Start of Passage shown
On 27 September, Zurita denounced that an individual was detained by the police, with the intentions of an attack to Villavicencio's widow Verónica Sarauz, according to the police, the suspect was detained for an illegal possession of a firearm, mentioning it was an "isolated procedure".

On April 8, 2025, Villavicencio's widow, Verónica Sarauz, denounced, through her X account, that the investigation process proposed by the Ecuadorian Attorney General's Office, in charge of Diana Salazar Méndez, is tainted by political and drug trafficking interests, and even that the Prosecutor herself and President Daniel Noboa could be involved in concealing information about Fernando's murder.

=== Government response ===
President Guillermo Lasso, who first confirmed the assassination, wrote that he was "outraged and shocked" on Twitter. Lasso convened a Security Cabinet meeting at the Palacio de Carondelet that evening, attended by attorney general Diana Salazar Méndez and the presidents of the National Electoral Council and National Court of Justice. In a televised address to the nation shortly after midnight, Lasso announced three days of national mourning and the imposition of a state of emergency across the country for the following 60 days, entailing the deployment of the military to support the work of the police and the suspension of a number of civil liberties, such as freedom of assembly and the inviolability of the home. He also confirmed that the election would take place as scheduled on 20 August.
End of Passage shown
Start of Raw data
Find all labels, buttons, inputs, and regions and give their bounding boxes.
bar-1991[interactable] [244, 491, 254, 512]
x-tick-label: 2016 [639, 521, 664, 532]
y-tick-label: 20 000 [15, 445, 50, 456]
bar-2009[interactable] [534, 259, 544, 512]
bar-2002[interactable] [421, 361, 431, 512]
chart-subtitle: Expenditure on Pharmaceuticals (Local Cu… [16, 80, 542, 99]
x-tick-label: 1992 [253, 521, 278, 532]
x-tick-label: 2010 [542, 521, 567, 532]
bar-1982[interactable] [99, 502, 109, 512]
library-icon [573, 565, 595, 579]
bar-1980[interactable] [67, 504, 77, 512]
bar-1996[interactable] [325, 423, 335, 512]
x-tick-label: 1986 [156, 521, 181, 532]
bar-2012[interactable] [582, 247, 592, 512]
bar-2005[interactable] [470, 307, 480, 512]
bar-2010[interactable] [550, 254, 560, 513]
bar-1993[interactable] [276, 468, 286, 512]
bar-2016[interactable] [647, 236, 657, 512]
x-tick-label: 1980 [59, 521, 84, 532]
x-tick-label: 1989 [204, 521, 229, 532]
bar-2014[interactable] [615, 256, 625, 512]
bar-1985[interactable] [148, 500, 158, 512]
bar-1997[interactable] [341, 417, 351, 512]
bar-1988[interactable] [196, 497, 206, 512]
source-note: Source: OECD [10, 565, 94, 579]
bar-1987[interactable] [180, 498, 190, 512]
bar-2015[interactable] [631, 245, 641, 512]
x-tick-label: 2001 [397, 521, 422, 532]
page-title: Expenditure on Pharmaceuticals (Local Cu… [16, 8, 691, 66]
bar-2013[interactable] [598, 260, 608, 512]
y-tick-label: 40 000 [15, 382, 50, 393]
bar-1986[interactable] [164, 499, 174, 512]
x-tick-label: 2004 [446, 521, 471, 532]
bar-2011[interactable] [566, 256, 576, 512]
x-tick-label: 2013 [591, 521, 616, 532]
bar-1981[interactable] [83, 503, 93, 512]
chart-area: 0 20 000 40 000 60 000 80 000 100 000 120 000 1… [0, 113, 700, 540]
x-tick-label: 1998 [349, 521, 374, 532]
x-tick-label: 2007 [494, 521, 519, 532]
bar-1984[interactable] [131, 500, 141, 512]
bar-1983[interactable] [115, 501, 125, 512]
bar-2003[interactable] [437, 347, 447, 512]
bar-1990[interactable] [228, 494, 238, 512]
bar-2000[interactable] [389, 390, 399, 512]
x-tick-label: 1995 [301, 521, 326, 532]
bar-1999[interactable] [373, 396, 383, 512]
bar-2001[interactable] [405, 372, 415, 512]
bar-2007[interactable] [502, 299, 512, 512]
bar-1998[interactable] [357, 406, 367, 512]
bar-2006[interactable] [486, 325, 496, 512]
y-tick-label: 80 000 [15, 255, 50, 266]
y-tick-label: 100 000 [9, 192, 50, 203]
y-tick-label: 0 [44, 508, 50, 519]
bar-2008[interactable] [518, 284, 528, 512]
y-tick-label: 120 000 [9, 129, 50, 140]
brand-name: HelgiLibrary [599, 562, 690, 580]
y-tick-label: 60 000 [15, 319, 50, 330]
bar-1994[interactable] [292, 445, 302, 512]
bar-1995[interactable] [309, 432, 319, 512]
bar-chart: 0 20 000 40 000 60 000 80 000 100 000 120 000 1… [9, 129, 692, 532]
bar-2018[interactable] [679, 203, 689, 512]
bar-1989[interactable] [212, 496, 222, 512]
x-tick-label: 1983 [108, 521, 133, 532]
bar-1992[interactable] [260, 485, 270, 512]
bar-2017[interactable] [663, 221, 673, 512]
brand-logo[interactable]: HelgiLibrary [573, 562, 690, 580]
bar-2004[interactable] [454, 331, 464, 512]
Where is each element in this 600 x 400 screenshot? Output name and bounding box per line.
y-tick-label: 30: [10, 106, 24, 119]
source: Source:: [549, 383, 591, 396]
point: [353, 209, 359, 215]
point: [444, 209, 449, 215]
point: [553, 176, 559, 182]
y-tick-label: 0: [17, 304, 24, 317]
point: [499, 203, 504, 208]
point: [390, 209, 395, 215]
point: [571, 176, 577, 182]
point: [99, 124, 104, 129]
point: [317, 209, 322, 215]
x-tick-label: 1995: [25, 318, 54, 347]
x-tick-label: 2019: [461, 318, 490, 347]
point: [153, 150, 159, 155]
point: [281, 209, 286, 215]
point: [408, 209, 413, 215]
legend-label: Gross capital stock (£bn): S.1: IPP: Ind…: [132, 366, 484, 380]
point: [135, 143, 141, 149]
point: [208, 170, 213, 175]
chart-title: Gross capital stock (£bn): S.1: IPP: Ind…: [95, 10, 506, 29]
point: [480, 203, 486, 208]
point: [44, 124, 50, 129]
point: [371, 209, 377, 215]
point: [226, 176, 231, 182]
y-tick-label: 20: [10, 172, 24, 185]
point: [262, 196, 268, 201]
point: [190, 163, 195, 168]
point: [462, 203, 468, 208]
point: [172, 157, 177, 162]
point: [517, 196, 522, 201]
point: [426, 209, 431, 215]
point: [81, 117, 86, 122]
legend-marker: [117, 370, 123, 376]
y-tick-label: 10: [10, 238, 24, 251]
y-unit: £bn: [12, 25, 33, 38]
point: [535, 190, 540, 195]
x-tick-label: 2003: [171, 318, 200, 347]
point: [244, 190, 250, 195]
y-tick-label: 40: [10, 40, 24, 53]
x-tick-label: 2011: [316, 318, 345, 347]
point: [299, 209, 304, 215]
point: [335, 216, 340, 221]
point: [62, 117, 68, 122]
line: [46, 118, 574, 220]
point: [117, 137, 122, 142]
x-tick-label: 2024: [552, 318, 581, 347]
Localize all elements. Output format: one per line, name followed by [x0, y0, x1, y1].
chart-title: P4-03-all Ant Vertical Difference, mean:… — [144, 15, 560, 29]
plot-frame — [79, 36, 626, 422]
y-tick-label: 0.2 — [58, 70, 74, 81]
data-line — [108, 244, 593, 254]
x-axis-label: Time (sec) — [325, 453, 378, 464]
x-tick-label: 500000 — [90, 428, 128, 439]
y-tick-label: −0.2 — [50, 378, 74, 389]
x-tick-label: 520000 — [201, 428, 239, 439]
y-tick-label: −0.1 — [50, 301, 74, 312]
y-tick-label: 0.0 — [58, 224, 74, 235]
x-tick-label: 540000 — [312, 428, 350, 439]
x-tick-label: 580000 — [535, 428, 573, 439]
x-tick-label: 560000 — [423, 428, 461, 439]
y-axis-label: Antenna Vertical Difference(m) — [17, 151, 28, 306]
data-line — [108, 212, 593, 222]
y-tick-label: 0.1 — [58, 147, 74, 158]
End of Raw data
• [Work order]
Please continue the passage on the Villavicencio assassination and its aftermath from its final sentence.

• [Expected answer]
=== Impact on the election ===
Diana Atamaint, the president of the National Electoral Council (CNE), said that since the ballot papers had already been printed, Villavicencio's name and photograph would still appear on them on election day and votes cast for him would be counted towards any substitute candidate nominated by Movimiento Construye (MC-25). On 11 August, MC-25 sent the CNE a series of questions to clarify the legal situation regarding his replacement. Some constitutional experts said that Andrea González, Villavicencio's running mate and the party's preferred choice, would be ineligible because she was already registered as a vice-presidential candidate and, once registered, "candidacies were non-renounceable".

On 12 August, MC-25 announced González as its replacement presidential candidate, with her running mate to be announced "in the coming hours"; however, because of the legal uncertainties regarding her eligibility and the absence of a response from the CNE to their queries, on 13 August they backtracked on that decision and nominated the journalist Christian Zurita instead, with González as his running mate.

Movimiento Construye also requested the postponing of the 13 August televised debate, which all the presidential hopefuls were required to attend. Rival candidate Otto Sonnenholzner joined the call for its postponement, but the CNE insisted it go ahead as planned. MC-25 was ineligible to participate, because the CNE had not yet ratified their replacement candidate.

On 20 August, election day, Zurita, González and Villavicencio's family voted under heavy security measures. All the other presidential candidates also had their security increased during the voting. With over 16% of the vote, MC-25 obtained third place in the presidential race, which some media outlets described as a "condolence vote". Molina, who suffered a minor eye injury in the shootout, was also reelected in the National Assembly.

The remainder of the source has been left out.